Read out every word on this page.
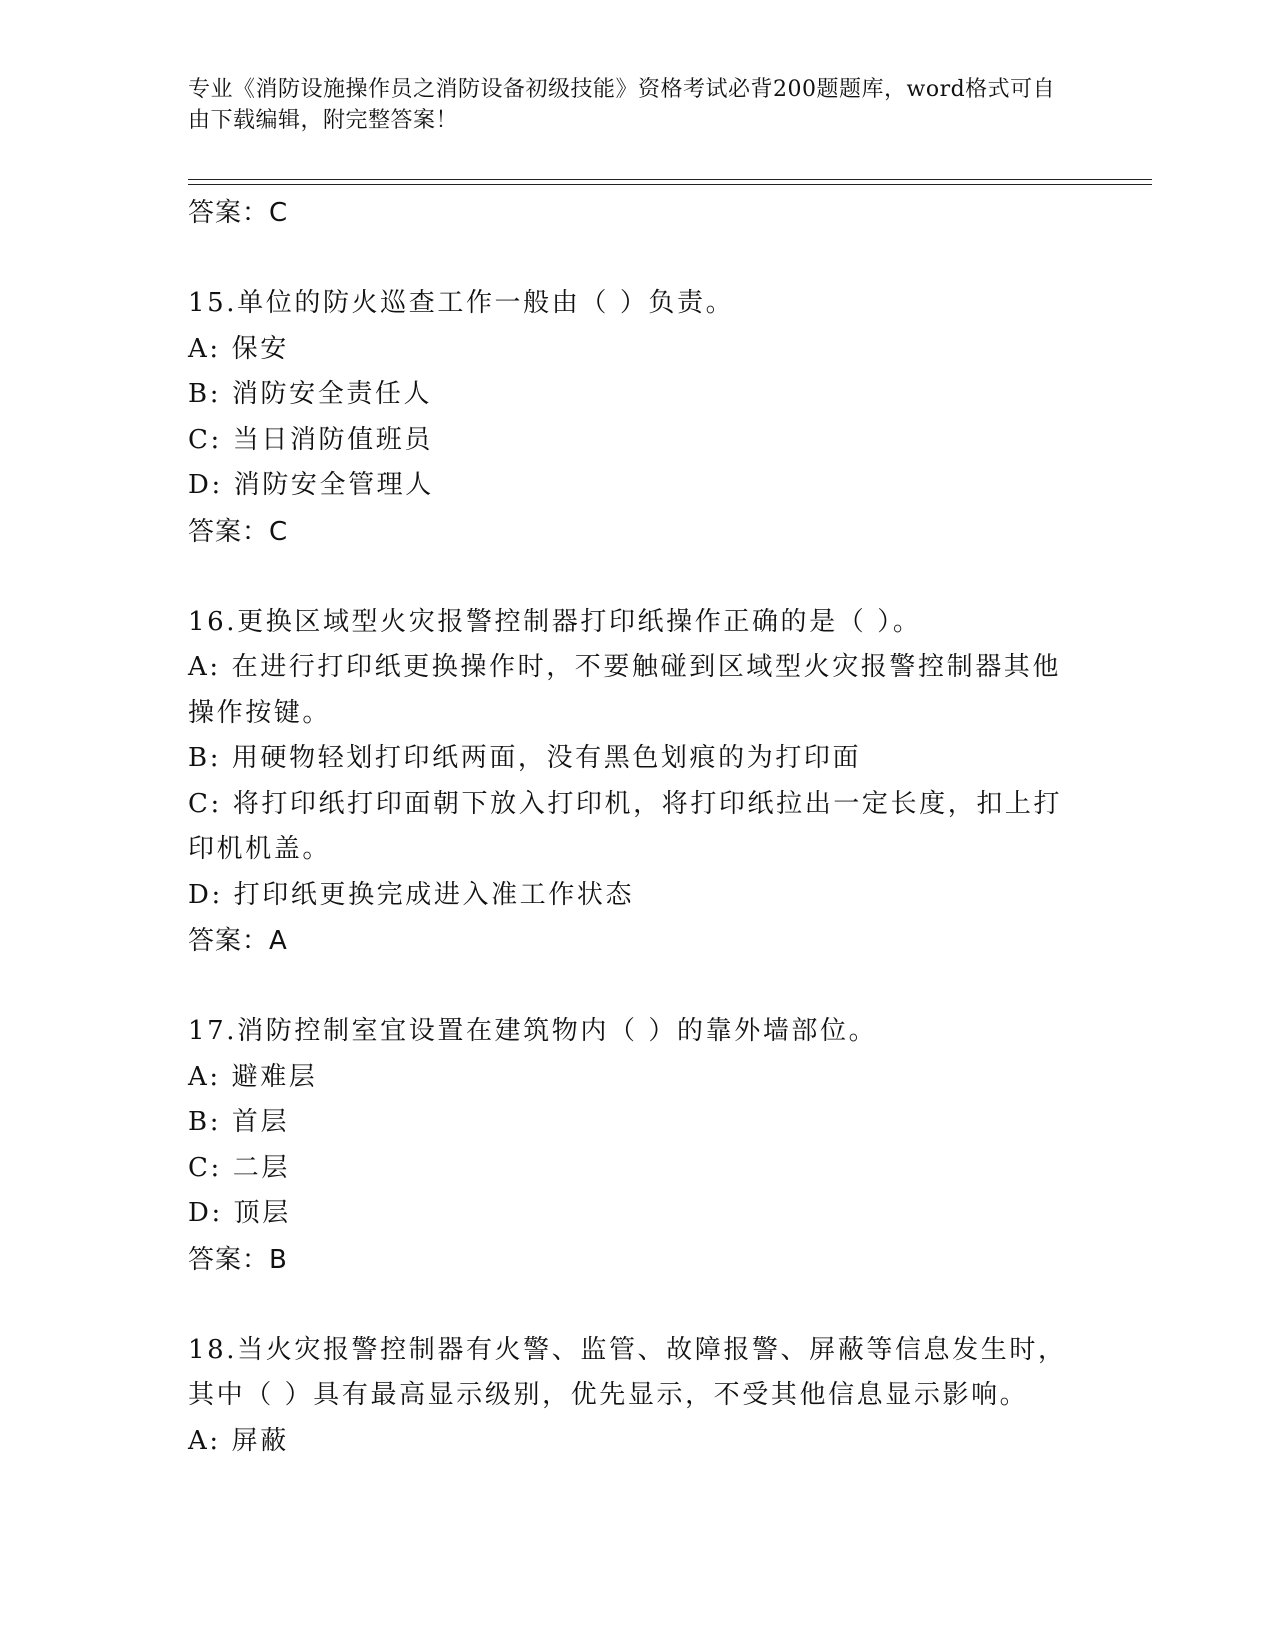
专业《消防设施操作员之消防设备初级技能》资格考试必背200题题库，word格式可自由下载编辑，附完整答案！
答案：C
15.单位的防火巡查工作一般由（ ）负责。
A: 保安
B: 消防安全责任人
C: 当日消防值班员
D: 消防安全管理人
答案：C
16.更换区域型火灾报警控制器打印纸操作正确的是（ ）。
A: 在进行打印纸更换操作时，不要触碰到区域型火灾报警控制器其他操作按键。
B: 用硬物轻划打印纸两面，没有黑色划痕的为打印面
C: 将打印纸打印面朝下放入打印机，将打印纸拉出一定长度，扣上打印机机盖。
D: 打印纸更换完成进入准工作状态
答案：A
17.消防控制室宜设置在建筑物内（ ）的靠外墙部位。
A: 避难层
B: 首层
C: 二层
D: 顶层
答案：B
18.当火灾报警控制器有火警、监管、故障报警、屏蔽等信息发生时，其中（ ）具有最高显示级别，优先显示，不受其他信息显示影响。
A: 屏蔽
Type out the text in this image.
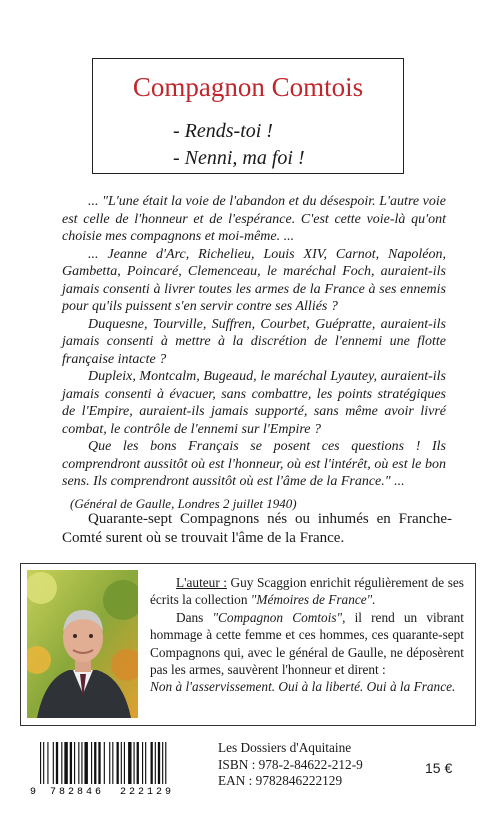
Compagnon Comtois
- Rends-toi !
- Nenni, ma foi !

... "L'une était la voie de l'abandon et du désespoir. L'autre voie est celle de l'honneur et de l'espérance. C'est cette voie-là qu'ont choisie mes compagnons et moi-même. ...

... Jeanne d'Arc, Richelieu, Louis XIV, Carnot, Napoléon, Gambetta, Poincaré, Clemenceau, le maréchal Foch, auraient-ils jamais consenti à livrer toutes les armes de la France à ses ennemis pour qu'ils puissent s'en servir contre ses Alliés ?

Duquesne, Tourville, Suffren, Courbet, Guépratte, auraient-ils jamais consenti à mettre à la discrétion de l'ennemi une flotte française intacte ?

Dupleix, Montcalm, Bugeaud, le maréchal Lyautey, auraient-ils jamais consenti à évacuer, sans combattre, les points stratégiques de l'Empire, auraient-ils jamais supporté, sans même avoir livré combat, le contrôle de l'ennemi sur l'Empire ?

Que les bons Français se posent ces questions ! Ils comprendront aussitôt où est l'honneur, où est l'intérêt, où est le bon sens. Ils comprendront aussitôt où est l'âme de la France." ...

(Général de Gaulle, Londres 2 juillet 1940)

Quarante-sept Compagnons nés ou inhumés en Franche-Comté surent où se trouvait l'âme de la France.

L'auteur : Guy Scaggion enrichit régulièrement de ses écrits la collection "Mémoires de France".

Dans "Compagnon Comtois", il rend un vibrant hommage à cette femme et ces hommes, ces quarante-sept Compagnons qui, avec le général de Gaulle, ne déposèrent pas les armes, sauvèrent l'honneur et dirent :

Non à l'asservissement. Oui à la liberté. Oui à la France.

9 782846 222129
Les Dossiers d'Aquitaine
ISBN : 978-2-84622-212-9
EAN : 9782846222129
15 €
:::
REQUEST: Your task is to collect every line above that contains the word "Comtois".

PROBLEM SOLUTION:
Compagnon Comtois
Dans "Compagnon Comtois", il rend un vibrant hommage à cette femme et ces hommes, ces quarante-sept Compagnons qui, avec le général de Gaulle, ne déposèrent pas les armes, sauvèrent l'honneur et dirent :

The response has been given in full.